━━ Text section ━━
Jeff King abcbdc0389 http: respect protocol.*.allow=user for http-alternates
The http-walker may fetch the http-alternates (or
alternates) file from a remote in order to find more
objects. This should count as a "not from the user" use of
the protocol. But because we implement the redirection
ourselves and feed the new URL to curl, it will use the
CURLOPT_PROTOCOLS rules, not the more restrictive
CURLOPT_REDIR_PROTOCOLS.

The ideal solution would be for each curl request we make to
know whether or not is directly from the user or part of an
alternates redirect, and then set CURLOPT_PROTOCOLS as
appropriate. However, that would require plumbing that
information through all of the various layers of the http
code.

Instead, let's check the protocol at the source: when we are
parsing the remote http-alternates file. The only downside
is that if there's any mismatch between what protocol we
think it is versus what curl thinks it is, it could violate
the policy.

To address this, we'll make the parsing err on the picky
side, and only allow protocols that it can parse
definitively. So for example, you can't elude the "http"
━━━
━━ Given entries ━━
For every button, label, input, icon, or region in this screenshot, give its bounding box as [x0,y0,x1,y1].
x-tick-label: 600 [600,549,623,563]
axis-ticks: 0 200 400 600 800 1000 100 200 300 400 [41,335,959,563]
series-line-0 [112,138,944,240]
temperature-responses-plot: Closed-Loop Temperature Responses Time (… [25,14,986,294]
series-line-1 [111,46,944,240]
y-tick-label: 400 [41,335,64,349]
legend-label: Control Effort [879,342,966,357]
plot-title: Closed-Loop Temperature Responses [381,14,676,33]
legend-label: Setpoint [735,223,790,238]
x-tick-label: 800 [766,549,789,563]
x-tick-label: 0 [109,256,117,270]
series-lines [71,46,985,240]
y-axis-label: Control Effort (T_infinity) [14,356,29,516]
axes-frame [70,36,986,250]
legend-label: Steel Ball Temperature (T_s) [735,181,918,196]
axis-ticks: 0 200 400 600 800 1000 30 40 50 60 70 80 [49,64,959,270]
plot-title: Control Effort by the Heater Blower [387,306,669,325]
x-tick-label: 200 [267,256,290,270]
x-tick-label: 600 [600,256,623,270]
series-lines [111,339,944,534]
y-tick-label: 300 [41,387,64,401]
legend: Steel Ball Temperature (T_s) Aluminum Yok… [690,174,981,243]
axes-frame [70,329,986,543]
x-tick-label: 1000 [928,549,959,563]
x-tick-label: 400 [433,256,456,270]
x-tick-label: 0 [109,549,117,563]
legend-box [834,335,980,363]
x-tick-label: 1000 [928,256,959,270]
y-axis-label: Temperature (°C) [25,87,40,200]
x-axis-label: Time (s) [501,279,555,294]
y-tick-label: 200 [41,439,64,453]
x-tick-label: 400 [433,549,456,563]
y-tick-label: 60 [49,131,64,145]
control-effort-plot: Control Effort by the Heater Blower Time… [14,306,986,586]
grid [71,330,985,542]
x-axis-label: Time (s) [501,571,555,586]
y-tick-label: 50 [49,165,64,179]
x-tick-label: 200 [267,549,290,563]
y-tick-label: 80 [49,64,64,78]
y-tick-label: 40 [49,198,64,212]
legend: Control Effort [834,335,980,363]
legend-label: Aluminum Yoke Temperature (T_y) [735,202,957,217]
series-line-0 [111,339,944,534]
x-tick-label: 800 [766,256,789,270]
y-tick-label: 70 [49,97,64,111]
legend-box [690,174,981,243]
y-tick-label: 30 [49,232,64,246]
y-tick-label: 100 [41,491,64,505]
━━━
━━ Given entries ━━
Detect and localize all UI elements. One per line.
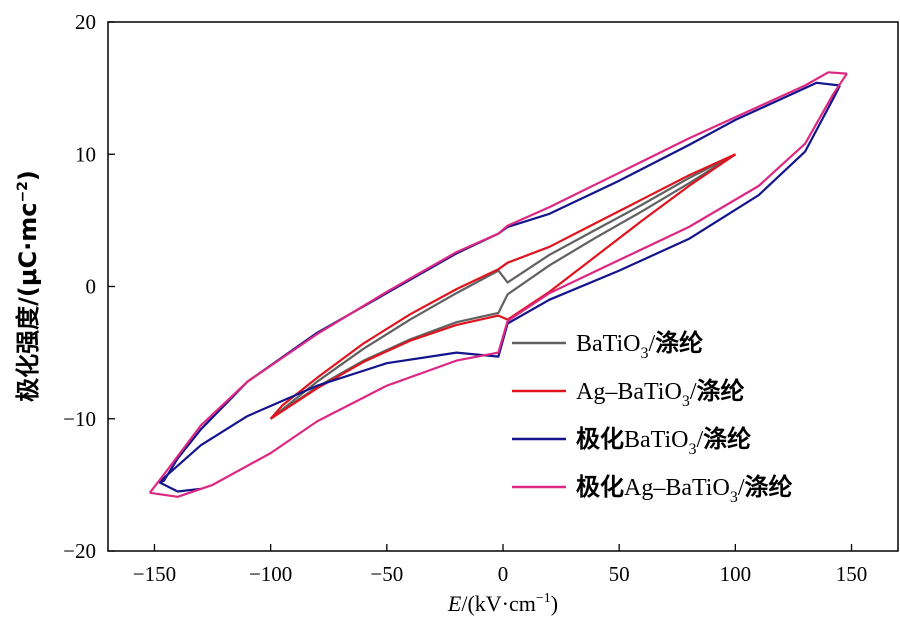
━━━
━━ Given entries ━━
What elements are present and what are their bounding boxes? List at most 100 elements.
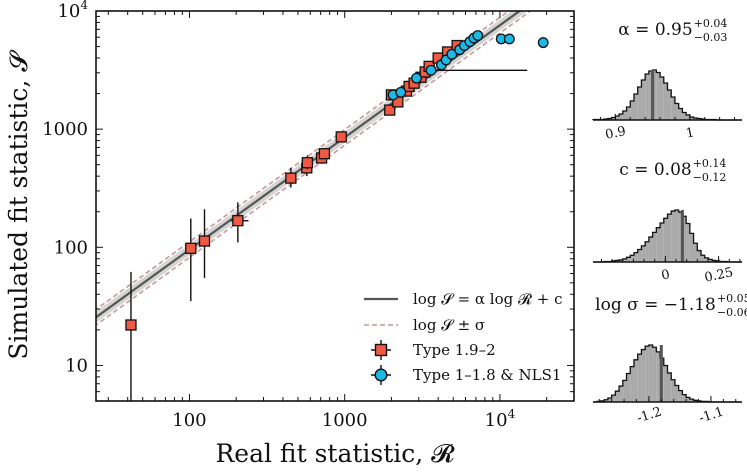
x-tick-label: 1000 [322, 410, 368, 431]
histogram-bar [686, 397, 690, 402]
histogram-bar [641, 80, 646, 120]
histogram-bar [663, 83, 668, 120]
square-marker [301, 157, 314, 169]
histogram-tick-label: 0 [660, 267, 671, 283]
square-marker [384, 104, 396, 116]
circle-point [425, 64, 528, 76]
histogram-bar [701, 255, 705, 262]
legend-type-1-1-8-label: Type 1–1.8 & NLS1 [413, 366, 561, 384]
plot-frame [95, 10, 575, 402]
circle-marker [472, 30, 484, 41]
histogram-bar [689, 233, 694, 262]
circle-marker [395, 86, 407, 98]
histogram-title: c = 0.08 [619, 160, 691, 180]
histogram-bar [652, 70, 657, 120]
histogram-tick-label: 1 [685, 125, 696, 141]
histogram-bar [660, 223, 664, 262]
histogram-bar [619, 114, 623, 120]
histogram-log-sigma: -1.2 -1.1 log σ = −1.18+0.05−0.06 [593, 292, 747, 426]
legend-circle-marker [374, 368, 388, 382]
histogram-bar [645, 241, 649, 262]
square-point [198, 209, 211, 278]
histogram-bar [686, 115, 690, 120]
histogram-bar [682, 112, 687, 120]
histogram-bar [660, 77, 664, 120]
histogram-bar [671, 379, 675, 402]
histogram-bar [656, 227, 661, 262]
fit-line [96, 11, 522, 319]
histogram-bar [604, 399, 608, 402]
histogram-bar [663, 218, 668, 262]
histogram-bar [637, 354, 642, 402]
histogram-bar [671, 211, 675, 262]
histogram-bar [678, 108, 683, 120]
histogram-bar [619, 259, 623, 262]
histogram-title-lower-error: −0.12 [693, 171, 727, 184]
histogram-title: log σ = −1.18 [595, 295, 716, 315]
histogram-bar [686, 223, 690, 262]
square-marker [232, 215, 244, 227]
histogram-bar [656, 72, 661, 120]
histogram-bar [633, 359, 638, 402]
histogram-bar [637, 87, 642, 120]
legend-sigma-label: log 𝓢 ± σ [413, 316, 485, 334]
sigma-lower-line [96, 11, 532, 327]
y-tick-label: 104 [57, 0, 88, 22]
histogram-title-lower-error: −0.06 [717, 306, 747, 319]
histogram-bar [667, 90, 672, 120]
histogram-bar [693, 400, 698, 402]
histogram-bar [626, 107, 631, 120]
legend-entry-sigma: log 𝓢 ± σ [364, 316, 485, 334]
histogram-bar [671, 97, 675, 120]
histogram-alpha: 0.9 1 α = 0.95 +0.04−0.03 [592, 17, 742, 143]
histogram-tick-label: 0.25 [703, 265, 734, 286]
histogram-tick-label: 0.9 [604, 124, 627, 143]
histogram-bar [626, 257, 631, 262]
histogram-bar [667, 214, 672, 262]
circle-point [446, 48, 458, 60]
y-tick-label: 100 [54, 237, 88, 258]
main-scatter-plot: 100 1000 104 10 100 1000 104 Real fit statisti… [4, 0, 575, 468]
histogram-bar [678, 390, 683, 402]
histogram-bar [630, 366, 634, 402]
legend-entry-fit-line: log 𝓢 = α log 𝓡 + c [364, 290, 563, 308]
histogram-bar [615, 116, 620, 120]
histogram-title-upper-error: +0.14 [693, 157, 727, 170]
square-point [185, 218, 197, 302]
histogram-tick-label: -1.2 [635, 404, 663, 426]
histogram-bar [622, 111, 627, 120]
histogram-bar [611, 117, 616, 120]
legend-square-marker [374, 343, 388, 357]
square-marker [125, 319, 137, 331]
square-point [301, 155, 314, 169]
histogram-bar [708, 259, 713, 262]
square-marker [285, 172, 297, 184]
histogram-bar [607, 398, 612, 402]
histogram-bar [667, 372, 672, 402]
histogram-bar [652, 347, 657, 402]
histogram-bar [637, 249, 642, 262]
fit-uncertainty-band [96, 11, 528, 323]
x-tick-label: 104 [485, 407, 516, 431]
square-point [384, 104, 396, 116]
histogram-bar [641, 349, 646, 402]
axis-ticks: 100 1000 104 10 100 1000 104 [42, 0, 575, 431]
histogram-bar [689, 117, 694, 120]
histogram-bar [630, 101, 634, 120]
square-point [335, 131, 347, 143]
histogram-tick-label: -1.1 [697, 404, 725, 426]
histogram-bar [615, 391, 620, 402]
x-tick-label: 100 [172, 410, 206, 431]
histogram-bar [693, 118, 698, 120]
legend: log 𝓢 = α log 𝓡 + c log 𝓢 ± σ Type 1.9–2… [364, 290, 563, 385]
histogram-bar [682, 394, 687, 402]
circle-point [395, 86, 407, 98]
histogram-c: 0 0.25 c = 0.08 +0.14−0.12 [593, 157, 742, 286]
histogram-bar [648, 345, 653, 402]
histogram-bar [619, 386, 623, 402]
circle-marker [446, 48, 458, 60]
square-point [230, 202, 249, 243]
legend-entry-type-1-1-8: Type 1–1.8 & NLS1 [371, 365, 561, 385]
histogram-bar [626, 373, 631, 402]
━━━
*What you are asked to do*.
Answer the following questions using the commit message about http-alternates.
1. Under which curl option's rules is the redirected URL fetched when the new URL is fed to curl?
2. According to the commit message, what would the ideal solution require?
3. At what point does the chosen approach check the protocol?

*Expected output*.
1. CURLOPT_PROTOCOLS, not the more restrictive CURLOPT_REDIR_PROTOCOLS.
2. Plumbing the information about whether each curl request comes directly from the user or from an alternates redirect through all the various layers of the http code.
3. When the remote http-alternates file is parsed.